— EXERCISE OBJECTIVE —
Identify each line holding the string "icon" and copy it.

-- BEGIN EXERCISE INPUTS --

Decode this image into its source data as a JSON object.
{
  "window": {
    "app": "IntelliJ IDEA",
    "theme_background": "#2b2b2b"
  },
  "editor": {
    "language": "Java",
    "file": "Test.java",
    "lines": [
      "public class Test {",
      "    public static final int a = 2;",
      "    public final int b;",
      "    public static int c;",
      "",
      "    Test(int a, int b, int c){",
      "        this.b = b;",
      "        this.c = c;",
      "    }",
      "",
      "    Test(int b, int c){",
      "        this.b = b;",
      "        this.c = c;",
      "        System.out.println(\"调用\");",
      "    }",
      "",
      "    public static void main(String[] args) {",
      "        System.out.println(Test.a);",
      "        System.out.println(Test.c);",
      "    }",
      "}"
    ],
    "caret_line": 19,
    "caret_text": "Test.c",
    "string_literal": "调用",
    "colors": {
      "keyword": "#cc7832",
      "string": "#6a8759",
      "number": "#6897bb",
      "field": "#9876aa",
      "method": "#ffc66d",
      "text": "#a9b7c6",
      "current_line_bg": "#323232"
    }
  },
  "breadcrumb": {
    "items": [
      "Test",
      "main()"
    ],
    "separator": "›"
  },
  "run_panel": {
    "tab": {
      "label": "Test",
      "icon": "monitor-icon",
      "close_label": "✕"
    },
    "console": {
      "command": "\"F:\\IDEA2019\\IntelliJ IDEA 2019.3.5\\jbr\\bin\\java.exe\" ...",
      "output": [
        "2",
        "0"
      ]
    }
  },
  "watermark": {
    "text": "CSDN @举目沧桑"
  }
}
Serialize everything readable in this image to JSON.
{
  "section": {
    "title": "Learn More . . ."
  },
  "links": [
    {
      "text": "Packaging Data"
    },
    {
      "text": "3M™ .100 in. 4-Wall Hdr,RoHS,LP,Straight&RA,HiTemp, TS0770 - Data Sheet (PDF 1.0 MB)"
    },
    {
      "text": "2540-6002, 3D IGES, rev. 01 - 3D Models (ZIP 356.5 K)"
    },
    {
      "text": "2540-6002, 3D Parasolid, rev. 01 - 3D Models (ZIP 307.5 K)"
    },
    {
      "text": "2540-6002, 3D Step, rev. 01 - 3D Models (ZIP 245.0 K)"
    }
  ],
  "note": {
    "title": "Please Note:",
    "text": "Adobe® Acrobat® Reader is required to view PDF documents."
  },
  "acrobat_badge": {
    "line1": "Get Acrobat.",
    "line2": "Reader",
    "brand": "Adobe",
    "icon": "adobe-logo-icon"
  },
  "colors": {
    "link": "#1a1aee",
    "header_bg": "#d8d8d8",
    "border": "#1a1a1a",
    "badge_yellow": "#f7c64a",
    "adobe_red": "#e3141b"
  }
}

-- END EXERCISE INPUTS --

— ANSWER TO THIS EXERCISE —
      "icon": "monitor-icon",
    "icon": "adobe-logo-icon"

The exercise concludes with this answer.